STATED EXERCISE:
Transcribe the listing that follows in full, omitting pictures.

DATA SHOWN:
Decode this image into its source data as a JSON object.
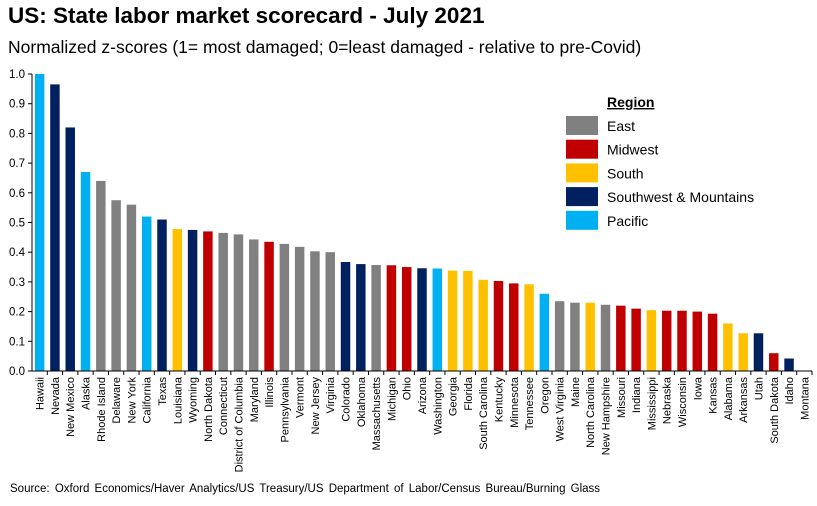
{
  "title": "US: State labor market scorecard - July 2021",
  "subtitle": "Normalized z-scores (1= most damaged; 0=least damaged - relative to pre-Covid)",
  "source": "Source: Oxford Economics/Haver Analytics/US Treasury/US Department of Labor/Census Bureau/Burning Glass",
  "legend": {
    "title": "Region",
    "items": [
      {
        "key": "East",
        "label": "East",
        "color": "#808080"
      },
      {
        "key": "Midwest",
        "label": "Midwest",
        "color": "#c00000"
      },
      {
        "key": "South",
        "label": "South",
        "color": "#ffc000"
      },
      {
        "key": "SouthwestMountains",
        "label": "Southwest & Mountains",
        "color": "#002060"
      },
      {
        "key": "Pacific",
        "label": "Pacific",
        "color": "#00b0f0"
      }
    ]
  },
  "chart_data": {
    "type": "bar",
    "title": "US: State labor market scorecard - July 2021",
    "subtitle": "Normalized z-scores (1= most damaged; 0=least damaged - relative to pre-Covid)",
    "xlabel": "",
    "ylabel": "",
    "ylim": [
      0,
      1.0
    ],
    "yticks": [
      "0.0",
      "0.1",
      "0.2",
      "0.3",
      "0.4",
      "0.5",
      "0.6",
      "0.7",
      "0.8",
      "0.9",
      "1.0"
    ],
    "grid": false,
    "legend_position": "right",
    "categories": [
      "Hawaii",
      "Nevada",
      "New Mexico",
      "Alaska",
      "Rhode Island",
      "Delaware",
      "New York",
      "California",
      "Texas",
      "Louisiana",
      "Wyoming",
      "North Dakota",
      "Connecticut",
      "District of Columbia",
      "Maryland",
      "Illinois",
      "Pennsylvania",
      "Vermont",
      "New Jersey",
      "Virginia",
      "Colorado",
      "Oklahoma",
      "Massachusetts",
      "Michigan",
      "Ohio",
      "Arizona",
      "Washington",
      "Georgia",
      "Florida",
      "South Carolina",
      "Kentucky",
      "Minnesota",
      "Tennessee",
      "Oregon",
      "West Virginia",
      "Maine",
      "North Carolina",
      "New Hampshire",
      "Missouri",
      "Indiana",
      "Mississippi",
      "Nebraska",
      "Wisconsin",
      "Iowa",
      "Kansas",
      "Alabama",
      "Arkansas",
      "Utah",
      "South Dakota",
      "Idaho",
      "Montana"
    ],
    "values": [
      1.0,
      0.965,
      0.82,
      0.67,
      0.64,
      0.575,
      0.56,
      0.52,
      0.51,
      0.478,
      0.475,
      0.47,
      0.465,
      0.46,
      0.443,
      0.435,
      0.428,
      0.418,
      0.403,
      0.4,
      0.367,
      0.36,
      0.357,
      0.356,
      0.35,
      0.346,
      0.345,
      0.338,
      0.337,
      0.307,
      0.303,
      0.295,
      0.292,
      0.26,
      0.235,
      0.23,
      0.23,
      0.223,
      0.22,
      0.21,
      0.205,
      0.203,
      0.203,
      0.2,
      0.193,
      0.16,
      0.127,
      0.127,
      0.06,
      0.042,
      0.0
    ],
    "regions": [
      "Pacific",
      "SouthwestMountains",
      "SouthwestMountains",
      "Pacific",
      "East",
      "East",
      "East",
      "Pacific",
      "SouthwestMountains",
      "South",
      "SouthwestMountains",
      "Midwest",
      "East",
      "East",
      "East",
      "Midwest",
      "East",
      "East",
      "East",
      "East",
      "SouthwestMountains",
      "SouthwestMountains",
      "East",
      "Midwest",
      "Midwest",
      "SouthwestMountains",
      "Pacific",
      "South",
      "South",
      "South",
      "Midwest",
      "Midwest",
      "South",
      "Pacific",
      "East",
      "East",
      "South",
      "East",
      "Midwest",
      "Midwest",
      "South",
      "Midwest",
      "Midwest",
      "Midwest",
      "Midwest",
      "South",
      "South",
      "SouthwestMountains",
      "Midwest",
      "SouthwestMountains",
      "SouthwestMountains"
    ]
  }
}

OUTPUT OF THE EXERCISE:
Decode this image into its source data as a JSON object.
{
  "title": "US: State labor market scorecard - July 2021",
  "subtitle": "Normalized z-scores (1= most damaged; 0=least damaged - relative to pre-Covid)",
  "source": "Source: Oxford Economics/Haver Analytics/US Treasury/US Department of Labor/Census Bureau/Burning Glass",
  "legend": {
    "title": "Region",
    "items": [
      {
        "key": "East",
        "label": "East",
        "color": "#808080"
      },
      {
        "key": "Midwest",
        "label": "Midwest",
        "color": "#c00000"
      },
      {
        "key": "South",
        "label": "South",
        "color": "#ffc000"
      },
      {
        "key": "SouthwestMountains",
        "label": "Southwest & Mountains",
        "color": "#002060"
      },
      {
        "key": "Pacific",
        "label": "Pacific",
        "color": "#00b0f0"
      }
    ]
  },
  "chart_data": {
    "type": "bar",
    "title": "US: State labor market scorecard - July 2021",
    "subtitle": "Normalized z-scores (1= most damaged; 0=least damaged - relative to pre-Covid)",
    "xlabel": "",
    "ylabel": "",
    "ylim": [
      0,
      1.0
    ],
    "yticks": [
      "0.0",
      "0.1",
      "0.2",
      "0.3",
      "0.4",
      "0.5",
      "0.6",
      "0.7",
      "0.8",
      "0.9",
      "1.0"
    ],
    "grid": false,
    "legend_position": "right",
    "categories": [
      "Hawaii",
      "Nevada",
      "New Mexico",
      "Alaska",
      "Rhode Island",
      "Delaware",
      "New York",
      "California",
      "Texas",
      "Louisiana",
      "Wyoming",
      "North Dakota",
      "Connecticut",
      "District of Columbia",
      "Maryland",
      "Illinois",
      "Pennsylvania",
      "Vermont",
      "New Jersey",
      "Virginia",
      "Colorado",
      "Oklahoma",
      "Massachusetts",
      "Michigan",
      "Ohio",
      "Arizona",
      "Washington",
      "Georgia",
      "Florida",
      "South Carolina",
      "Kentucky",
      "Minnesota",
      "Tennessee",
      "Oregon",
      "West Virginia",
      "Maine",
      "North Carolina",
      "New Hampshire",
      "Missouri",
      "Indiana",
      "Mississippi",
      "Nebraska",
      "Wisconsin",
      "Iowa",
      "Kansas",
      "Alabama",
      "Arkansas",
      "Utah",
      "South Dakota",
      "Idaho",
      "Montana"
    ],
    "values": [
      1.0,
      0.965,
      0.82,
      0.67,
      0.64,
      0.575,
      0.56,
      0.52,
      0.51,
      0.478,
      0.475,
      0.47,
      0.465,
      0.46,
      0.443,
      0.435,
      0.428,
      0.418,
      0.403,
      0.4,
      0.367,
      0.36,
      0.357,
      0.356,
      0.35,
      0.346,
      0.345,
      0.338,
      0.337,
      0.307,
      0.303,
      0.295,
      0.292,
      0.26,
      0.235,
      0.23,
      0.23,
      0.223,
      0.22,
      0.21,
      0.205,
      0.203,
      0.203,
      0.2,
      0.193,
      0.16,
      0.127,
      0.127,
      0.06,
      0.042,
      0.0
    ],
    "regions": [
      "Pacific",
      "SouthwestMountains",
      "SouthwestMountains",
      "Pacific",
      "East",
      "East",
      "East",
      "Pacific",
      "SouthwestMountains",
      "South",
      "SouthwestMountains",
      "Midwest",
      "East",
      "East",
      "East",
      "Midwest",
      "East",
      "East",
      "East",
      "East",
      "SouthwestMountains",
      "SouthwestMountains",
      "East",
      "Midwest",
      "Midwest",
      "SouthwestMountains",
      "Pacific",
      "South",
      "South",
      "South",
      "Midwest",
      "Midwest",
      "South",
      "Pacific",
      "East",
      "East",
      "South",
      "East",
      "Midwest",
      "Midwest",
      "South",
      "Midwest",
      "Midwest",
      "Midwest",
      "Midwest",
      "South",
      "South",
      "SouthwestMountains",
      "Midwest",
      "SouthwestMountains",
      "SouthwestMountains"
    ]
  }
}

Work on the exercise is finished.